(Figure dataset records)
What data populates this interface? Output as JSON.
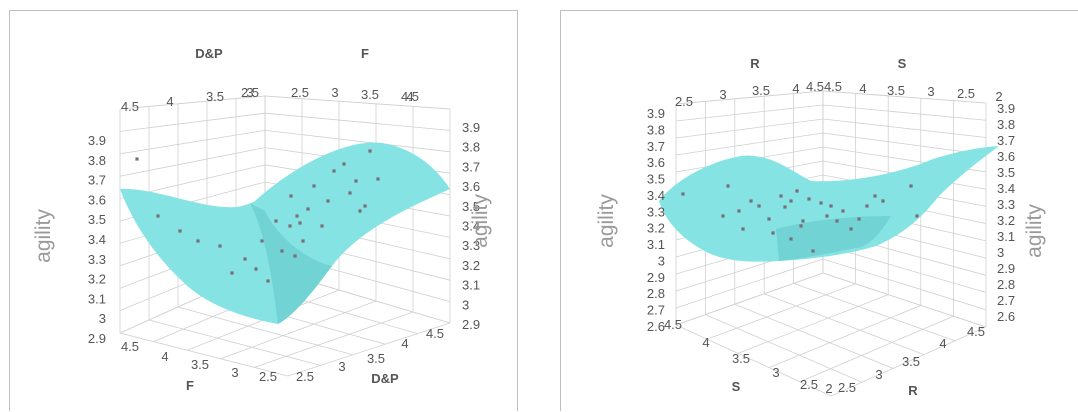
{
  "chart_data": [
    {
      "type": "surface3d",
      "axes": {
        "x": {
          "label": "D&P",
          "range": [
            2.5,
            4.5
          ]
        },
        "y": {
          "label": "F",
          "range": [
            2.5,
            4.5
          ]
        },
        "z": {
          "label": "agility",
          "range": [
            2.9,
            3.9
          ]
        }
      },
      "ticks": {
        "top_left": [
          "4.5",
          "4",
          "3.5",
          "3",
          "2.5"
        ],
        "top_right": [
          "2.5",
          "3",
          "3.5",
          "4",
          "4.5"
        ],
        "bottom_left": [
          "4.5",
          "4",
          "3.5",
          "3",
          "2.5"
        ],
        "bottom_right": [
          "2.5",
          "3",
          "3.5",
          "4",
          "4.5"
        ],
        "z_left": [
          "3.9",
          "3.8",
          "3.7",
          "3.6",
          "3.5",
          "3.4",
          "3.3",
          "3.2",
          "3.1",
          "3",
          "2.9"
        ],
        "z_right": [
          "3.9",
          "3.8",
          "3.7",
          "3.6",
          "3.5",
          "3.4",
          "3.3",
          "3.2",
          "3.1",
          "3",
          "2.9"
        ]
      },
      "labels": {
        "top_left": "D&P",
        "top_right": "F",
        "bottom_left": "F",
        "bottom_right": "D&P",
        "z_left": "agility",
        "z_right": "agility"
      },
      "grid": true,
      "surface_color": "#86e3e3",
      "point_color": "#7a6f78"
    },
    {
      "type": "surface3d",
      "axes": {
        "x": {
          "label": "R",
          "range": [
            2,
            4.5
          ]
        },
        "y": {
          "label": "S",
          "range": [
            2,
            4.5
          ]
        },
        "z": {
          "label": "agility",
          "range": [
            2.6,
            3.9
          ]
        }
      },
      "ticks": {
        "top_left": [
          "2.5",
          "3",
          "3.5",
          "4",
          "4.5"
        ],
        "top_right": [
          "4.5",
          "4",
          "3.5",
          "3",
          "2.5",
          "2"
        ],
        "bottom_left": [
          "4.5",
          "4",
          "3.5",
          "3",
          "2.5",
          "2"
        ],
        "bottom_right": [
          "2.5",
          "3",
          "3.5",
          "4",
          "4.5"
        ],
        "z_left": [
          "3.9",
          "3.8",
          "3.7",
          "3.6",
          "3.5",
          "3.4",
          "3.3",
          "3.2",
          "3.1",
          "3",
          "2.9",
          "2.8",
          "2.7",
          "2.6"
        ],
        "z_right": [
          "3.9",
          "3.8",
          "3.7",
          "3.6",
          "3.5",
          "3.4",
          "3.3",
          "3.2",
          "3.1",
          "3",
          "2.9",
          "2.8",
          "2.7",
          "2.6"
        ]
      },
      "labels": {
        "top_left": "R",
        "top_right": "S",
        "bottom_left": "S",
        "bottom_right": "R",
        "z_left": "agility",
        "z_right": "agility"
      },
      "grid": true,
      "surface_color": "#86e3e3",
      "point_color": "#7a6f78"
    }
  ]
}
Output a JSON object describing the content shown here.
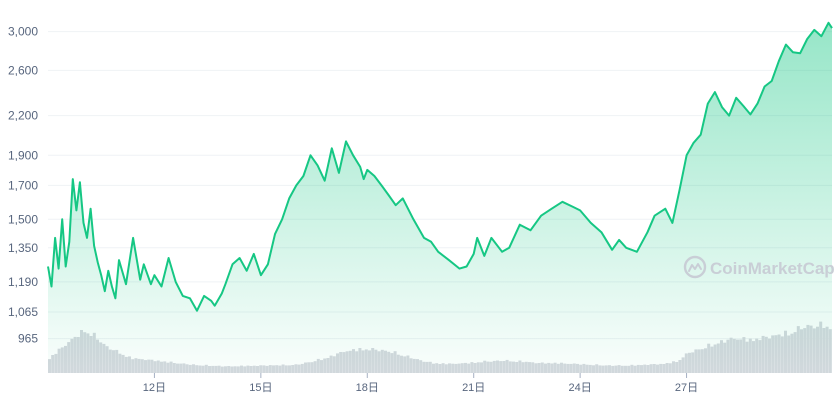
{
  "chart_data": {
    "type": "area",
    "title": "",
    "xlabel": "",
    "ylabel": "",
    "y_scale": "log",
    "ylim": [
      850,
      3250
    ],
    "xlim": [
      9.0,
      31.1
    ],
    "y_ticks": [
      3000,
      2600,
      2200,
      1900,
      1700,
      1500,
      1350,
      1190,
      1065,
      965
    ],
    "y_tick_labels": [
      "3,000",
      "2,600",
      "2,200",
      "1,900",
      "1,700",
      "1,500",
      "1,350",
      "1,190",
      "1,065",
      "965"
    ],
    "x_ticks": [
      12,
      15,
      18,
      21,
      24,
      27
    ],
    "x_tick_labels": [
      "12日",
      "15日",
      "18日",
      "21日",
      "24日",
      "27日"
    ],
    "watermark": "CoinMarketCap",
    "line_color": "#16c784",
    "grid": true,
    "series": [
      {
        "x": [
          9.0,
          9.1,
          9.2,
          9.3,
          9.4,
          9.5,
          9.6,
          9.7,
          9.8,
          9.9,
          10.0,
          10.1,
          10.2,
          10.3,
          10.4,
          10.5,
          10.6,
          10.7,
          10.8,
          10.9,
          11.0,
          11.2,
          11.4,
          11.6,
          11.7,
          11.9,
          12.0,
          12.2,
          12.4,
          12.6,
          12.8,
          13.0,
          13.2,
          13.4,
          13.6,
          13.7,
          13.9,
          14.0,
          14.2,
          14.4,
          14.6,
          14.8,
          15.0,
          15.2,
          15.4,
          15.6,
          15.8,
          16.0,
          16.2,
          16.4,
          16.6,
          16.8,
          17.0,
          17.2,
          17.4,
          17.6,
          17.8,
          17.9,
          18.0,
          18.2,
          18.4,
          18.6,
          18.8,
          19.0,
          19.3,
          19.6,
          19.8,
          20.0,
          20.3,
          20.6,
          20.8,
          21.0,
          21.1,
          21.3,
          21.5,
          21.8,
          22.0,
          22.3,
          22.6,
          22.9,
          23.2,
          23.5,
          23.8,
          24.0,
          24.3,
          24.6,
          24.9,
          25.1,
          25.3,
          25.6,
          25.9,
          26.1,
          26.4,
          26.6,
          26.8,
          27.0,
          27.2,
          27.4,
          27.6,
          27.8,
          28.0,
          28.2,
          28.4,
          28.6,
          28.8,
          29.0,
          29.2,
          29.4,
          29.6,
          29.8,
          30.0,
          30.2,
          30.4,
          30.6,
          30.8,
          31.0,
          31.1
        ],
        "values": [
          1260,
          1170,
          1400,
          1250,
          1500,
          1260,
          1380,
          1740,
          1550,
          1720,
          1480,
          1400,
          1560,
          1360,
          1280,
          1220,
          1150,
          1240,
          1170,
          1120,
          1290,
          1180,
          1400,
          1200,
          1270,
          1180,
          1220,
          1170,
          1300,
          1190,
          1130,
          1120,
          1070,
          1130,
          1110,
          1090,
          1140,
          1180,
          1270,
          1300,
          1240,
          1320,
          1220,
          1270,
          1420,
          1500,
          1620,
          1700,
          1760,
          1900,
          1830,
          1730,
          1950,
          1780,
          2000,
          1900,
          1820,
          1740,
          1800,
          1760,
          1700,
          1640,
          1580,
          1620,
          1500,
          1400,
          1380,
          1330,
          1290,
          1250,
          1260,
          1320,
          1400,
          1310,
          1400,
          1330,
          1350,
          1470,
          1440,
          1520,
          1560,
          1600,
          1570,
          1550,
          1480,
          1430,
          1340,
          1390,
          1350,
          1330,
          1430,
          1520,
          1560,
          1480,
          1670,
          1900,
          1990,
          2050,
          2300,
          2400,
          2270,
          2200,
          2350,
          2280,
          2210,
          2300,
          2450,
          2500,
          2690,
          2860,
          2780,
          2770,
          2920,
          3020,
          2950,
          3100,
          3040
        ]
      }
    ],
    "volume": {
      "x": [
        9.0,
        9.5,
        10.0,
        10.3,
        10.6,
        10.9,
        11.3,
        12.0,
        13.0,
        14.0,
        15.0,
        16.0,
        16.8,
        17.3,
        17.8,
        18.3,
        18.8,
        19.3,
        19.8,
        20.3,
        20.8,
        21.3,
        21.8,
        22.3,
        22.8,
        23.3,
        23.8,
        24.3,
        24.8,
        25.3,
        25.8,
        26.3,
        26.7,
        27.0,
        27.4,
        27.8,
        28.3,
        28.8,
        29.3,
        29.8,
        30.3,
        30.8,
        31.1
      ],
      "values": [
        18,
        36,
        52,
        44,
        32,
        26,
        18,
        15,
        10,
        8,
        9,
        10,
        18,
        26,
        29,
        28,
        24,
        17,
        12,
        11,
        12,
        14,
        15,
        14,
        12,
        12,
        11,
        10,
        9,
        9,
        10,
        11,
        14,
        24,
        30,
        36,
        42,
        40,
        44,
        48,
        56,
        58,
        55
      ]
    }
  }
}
==
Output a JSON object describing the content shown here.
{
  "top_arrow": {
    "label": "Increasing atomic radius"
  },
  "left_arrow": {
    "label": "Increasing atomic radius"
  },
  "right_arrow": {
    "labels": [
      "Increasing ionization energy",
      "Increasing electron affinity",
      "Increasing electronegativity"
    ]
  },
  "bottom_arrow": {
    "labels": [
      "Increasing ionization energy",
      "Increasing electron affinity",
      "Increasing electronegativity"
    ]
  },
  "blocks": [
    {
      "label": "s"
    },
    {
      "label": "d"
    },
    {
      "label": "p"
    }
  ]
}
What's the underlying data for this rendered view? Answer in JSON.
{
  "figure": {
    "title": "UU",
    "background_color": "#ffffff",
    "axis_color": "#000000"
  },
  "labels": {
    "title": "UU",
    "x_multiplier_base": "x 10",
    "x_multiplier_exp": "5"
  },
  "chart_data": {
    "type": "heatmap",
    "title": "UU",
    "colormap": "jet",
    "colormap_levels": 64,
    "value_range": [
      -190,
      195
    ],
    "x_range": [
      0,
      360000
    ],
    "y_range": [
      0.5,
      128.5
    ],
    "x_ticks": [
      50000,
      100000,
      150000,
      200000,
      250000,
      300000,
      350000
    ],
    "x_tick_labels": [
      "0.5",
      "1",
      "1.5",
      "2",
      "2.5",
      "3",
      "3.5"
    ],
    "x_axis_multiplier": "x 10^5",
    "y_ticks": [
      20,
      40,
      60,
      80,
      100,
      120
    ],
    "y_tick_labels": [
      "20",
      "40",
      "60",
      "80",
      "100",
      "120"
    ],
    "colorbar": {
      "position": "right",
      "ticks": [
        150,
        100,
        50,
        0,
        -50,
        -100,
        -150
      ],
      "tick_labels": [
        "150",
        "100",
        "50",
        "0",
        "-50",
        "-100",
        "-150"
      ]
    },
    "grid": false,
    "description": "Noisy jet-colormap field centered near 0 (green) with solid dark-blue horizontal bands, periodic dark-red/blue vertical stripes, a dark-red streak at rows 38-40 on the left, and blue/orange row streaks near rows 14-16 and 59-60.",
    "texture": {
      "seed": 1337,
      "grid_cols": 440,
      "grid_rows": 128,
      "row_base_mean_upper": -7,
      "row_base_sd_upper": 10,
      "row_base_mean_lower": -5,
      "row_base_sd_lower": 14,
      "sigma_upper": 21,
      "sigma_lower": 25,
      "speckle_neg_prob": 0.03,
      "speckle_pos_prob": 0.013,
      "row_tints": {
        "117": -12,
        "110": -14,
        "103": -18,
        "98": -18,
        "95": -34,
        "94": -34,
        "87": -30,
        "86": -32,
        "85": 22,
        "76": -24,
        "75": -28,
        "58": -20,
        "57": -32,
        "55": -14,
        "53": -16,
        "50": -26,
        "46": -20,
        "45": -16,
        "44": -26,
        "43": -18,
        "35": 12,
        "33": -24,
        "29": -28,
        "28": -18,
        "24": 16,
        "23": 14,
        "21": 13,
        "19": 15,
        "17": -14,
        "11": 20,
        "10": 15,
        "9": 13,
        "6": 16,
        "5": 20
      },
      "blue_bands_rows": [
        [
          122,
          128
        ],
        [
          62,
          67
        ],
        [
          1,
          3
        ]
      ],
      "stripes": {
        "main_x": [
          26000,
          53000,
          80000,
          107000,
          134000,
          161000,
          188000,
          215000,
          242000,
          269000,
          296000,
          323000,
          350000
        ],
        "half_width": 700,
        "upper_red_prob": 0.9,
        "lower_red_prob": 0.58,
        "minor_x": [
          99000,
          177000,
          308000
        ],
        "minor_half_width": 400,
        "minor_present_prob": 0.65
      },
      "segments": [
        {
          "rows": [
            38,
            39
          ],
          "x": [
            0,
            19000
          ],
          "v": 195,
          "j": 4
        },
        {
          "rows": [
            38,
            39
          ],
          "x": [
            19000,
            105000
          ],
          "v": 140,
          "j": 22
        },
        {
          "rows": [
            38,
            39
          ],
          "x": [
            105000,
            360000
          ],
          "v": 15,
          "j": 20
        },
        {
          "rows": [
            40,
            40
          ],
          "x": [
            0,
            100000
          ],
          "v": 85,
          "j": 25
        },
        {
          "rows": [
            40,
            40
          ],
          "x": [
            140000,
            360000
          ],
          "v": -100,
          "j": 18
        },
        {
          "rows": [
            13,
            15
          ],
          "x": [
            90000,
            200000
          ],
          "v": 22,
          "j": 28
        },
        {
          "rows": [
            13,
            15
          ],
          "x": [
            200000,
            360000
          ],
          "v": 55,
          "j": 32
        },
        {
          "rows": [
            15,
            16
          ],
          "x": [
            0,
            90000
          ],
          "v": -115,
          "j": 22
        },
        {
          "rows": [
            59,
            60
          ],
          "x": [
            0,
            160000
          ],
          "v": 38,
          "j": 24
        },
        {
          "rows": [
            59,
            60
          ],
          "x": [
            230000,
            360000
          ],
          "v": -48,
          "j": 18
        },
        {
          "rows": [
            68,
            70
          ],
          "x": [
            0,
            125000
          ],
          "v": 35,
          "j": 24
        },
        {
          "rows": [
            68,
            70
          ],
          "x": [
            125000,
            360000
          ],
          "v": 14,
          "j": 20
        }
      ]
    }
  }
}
--
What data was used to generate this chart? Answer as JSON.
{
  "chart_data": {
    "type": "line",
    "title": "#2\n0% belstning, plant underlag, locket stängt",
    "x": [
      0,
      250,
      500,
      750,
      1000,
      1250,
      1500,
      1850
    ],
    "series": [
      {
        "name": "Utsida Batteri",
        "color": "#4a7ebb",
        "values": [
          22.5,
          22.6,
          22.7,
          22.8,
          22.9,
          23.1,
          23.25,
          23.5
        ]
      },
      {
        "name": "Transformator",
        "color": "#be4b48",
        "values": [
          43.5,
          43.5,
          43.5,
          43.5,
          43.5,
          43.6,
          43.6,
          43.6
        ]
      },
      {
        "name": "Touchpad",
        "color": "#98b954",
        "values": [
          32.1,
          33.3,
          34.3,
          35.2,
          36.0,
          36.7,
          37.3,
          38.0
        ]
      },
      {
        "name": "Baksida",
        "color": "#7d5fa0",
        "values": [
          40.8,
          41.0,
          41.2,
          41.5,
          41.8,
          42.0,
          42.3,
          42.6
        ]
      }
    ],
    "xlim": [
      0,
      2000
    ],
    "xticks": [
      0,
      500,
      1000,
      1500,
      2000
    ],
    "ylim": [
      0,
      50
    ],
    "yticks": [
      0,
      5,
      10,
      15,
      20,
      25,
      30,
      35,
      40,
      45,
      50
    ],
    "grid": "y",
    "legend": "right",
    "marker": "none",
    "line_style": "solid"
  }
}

* **What to produce**
Gather up every line from the listing above in which the word "Answer" occurs.

* **The solution**
What's the underlying data for this rendered view? Answer in JSON.
What data was used to generate this chart? Answer as JSON.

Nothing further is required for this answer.